• Given exercise A:
List as a numbered list everything in the collected data, from the first entry down to the line containing "legend-swatch: [513, 764, 557, 782]", with both ends included and blank lines omitted.
** Begin Selected passage **
Guest Curated by Roger Boulet

September 20 to November 23rd (Reynolds Gallery and Rotary Courtyard)
September 27 to November 30th  (Treadgold Bullock Gallery)

In 2002, the Kelowna Art Gallery invited Alan C. Elder of Ottawa to organize an exhibition entitled: Designing a Modern Identity: The New Spirit of British Columbia 1945-1960.  After World War II, public galleries and industry joined forces to promote modernist design in Canada, with British Columbia and Vancouver at the forefront of this effort. Prominently featured were wood products, especially chairs and tables.

It seemed natural, then, that a follow-up exhibition providing a survey of the state of design in British Columbia at the beginning of the 21st century would be of equal interest. Once again it seemed appropriate to focus on wood as the prime material for home-grown product and furniture design.

What constitutes that resource, however, has undergone subtle shifts. Designers today not only use wood in its traditional forms, such as veneers, plywood, etc., but also in medium density fibreboards (M.D.F.) and other innovative wood products. Reclaimed wood taken from older buildings in the process of demolition is also used by many designers, all of whom are ecologically-aware and concerned with the long-term viability of the forests.

Occasionally designers utilize wood from imported species such as English walnut (which also grows in British Columbia) and, of course, various fruit woods, familiar to us in Okanagan orchards but not really exploited commercially as a building or design material. Through these considerations, one is forced to re-define what the nature of domestic wood is, since the presence (or lack thereof) of pearwood, cherry and walnut woods is due mainly to the fact that the numbers of available trees do not warrant milling on an economic scale.

The selection of objects for the exhibition was, at the outset, oriented towards those items which were designed for a larger market, and could be produced in series either by mass-production or in craftsman workshops. This meant excluding the excellent one-of-a-kind works commonly associated with fine craft production, or custom-made work usually built in specific settings.
** End Selected passage **
** Begin Extracted information **
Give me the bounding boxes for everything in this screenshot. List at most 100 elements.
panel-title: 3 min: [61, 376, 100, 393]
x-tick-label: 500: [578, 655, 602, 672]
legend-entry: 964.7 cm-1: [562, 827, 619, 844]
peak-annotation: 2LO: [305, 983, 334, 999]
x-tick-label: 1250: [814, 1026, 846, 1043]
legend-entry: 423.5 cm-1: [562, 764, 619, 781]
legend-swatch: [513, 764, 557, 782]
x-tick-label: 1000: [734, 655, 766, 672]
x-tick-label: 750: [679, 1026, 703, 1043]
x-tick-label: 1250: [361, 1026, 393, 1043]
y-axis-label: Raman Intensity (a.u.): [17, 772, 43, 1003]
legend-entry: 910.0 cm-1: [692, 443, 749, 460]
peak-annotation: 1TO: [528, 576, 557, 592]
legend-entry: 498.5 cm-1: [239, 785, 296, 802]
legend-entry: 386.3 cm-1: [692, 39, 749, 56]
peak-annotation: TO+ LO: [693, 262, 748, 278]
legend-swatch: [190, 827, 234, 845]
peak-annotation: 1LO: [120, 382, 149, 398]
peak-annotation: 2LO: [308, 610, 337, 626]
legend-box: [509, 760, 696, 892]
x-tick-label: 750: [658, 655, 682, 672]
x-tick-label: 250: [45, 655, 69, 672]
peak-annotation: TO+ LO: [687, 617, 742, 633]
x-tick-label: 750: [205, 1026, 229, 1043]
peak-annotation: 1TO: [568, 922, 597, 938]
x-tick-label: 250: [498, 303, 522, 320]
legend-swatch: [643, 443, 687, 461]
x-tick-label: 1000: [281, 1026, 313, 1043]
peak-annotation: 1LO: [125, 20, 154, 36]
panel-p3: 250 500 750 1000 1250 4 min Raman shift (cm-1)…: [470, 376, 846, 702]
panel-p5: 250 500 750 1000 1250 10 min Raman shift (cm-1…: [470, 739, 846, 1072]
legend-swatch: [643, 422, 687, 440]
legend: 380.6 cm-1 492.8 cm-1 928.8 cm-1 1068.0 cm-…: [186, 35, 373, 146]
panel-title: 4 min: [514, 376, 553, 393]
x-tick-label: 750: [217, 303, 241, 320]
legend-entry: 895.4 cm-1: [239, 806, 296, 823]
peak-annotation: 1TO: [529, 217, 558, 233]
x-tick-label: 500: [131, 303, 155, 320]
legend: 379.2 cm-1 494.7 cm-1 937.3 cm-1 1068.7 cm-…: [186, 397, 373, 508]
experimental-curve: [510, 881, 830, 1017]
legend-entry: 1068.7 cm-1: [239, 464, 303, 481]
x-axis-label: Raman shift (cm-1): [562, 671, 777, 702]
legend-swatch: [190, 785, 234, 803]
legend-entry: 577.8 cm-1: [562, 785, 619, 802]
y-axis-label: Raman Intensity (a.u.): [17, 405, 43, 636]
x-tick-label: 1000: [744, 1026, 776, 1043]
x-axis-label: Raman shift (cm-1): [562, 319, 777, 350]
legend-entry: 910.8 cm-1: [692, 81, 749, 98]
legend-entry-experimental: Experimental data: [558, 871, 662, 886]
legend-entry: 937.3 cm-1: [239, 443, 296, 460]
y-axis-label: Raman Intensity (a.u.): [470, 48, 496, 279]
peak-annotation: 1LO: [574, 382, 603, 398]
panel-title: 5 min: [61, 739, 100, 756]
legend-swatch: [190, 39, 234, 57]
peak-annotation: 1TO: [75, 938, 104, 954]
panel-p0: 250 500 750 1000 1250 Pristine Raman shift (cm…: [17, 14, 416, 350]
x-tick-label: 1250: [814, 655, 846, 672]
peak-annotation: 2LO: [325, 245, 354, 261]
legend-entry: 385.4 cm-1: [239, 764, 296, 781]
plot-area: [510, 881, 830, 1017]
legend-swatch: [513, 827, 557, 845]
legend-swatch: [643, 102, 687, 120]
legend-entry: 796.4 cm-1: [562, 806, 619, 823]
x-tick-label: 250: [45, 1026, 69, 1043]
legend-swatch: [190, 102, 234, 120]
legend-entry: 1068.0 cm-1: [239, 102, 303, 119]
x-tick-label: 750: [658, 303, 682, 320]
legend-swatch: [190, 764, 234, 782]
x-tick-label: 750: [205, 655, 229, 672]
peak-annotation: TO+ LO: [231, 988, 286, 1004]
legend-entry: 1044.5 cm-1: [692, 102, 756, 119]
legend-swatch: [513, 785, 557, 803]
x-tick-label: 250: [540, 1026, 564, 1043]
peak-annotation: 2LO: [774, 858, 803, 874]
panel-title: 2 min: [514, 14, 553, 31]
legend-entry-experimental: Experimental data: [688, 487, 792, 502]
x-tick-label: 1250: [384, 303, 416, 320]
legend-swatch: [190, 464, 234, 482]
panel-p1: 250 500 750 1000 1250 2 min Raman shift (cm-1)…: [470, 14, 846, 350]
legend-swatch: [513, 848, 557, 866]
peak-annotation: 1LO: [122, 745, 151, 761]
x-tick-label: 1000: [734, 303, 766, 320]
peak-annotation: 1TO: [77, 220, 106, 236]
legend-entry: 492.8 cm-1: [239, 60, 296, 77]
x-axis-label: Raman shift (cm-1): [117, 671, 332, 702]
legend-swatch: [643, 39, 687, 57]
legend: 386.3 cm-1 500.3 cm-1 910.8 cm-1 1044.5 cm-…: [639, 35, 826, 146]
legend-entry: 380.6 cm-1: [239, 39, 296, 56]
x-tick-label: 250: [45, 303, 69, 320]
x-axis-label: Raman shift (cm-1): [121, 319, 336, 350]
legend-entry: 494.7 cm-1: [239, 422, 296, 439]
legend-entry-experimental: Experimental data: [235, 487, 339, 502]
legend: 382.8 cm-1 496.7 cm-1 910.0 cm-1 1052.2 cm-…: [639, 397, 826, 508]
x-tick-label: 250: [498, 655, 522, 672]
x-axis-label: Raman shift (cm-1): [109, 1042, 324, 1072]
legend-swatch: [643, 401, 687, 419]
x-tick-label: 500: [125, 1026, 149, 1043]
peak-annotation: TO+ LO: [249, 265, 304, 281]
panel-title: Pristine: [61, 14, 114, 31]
** End Extracted information **
• Given exercise B:
In the exhibition text, whom did the Kelowna Art Gallery invite in 2002 to organize an exhibition?

• Full solution A:
1. Give me the bounding boxes for everything in this screenshot. List at most 100 elements.
2. panel-title: 3 min: [61, 376, 100, 393]
3. x-tick-label: 500: [578, 655, 602, 672]
4. legend-entry: 964.7 cm-1: [562, 827, 619, 844]
5. peak-annotation: 2LO: [305, 983, 334, 999]
6. x-tick-label: 1250: [814, 1026, 846, 1043]
7. legend-entry: 423.5 cm-1: [562, 764, 619, 781]
8. legend-swatch: [513, 764, 557, 782]

• Full solution B:
Alan C. Elder of Ottawa